● **Work to complete**
Read through the data and report every line in which the word "Simulations" occurs.

..............................

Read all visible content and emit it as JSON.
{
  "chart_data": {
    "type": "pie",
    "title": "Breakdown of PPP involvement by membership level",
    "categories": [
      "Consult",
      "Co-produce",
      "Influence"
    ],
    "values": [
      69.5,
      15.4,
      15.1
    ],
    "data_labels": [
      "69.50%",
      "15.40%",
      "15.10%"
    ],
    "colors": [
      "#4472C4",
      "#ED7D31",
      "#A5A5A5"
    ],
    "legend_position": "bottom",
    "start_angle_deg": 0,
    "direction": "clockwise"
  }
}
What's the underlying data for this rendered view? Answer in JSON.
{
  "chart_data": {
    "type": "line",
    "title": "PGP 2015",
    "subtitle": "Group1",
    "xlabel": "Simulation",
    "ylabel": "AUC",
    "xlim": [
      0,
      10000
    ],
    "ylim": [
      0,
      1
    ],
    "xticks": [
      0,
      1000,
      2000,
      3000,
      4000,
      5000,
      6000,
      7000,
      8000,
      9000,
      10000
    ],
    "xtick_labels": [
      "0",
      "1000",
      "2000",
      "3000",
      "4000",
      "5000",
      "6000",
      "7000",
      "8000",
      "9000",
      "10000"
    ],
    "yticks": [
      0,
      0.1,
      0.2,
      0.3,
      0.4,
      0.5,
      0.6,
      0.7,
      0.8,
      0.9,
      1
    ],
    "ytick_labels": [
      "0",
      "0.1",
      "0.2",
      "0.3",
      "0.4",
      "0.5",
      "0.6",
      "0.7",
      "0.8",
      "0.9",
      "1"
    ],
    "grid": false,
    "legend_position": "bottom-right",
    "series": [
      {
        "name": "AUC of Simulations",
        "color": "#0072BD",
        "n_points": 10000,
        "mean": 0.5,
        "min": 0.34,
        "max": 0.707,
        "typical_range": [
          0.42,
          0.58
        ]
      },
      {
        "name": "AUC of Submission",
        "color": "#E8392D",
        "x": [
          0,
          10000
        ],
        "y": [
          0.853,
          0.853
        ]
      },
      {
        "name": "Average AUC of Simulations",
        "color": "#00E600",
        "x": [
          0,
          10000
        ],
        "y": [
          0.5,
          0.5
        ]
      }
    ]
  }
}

..............................

● **Solution to the exercise**
        "name": "AUC of Simulations",
        "name": "Average AUC of Simulations",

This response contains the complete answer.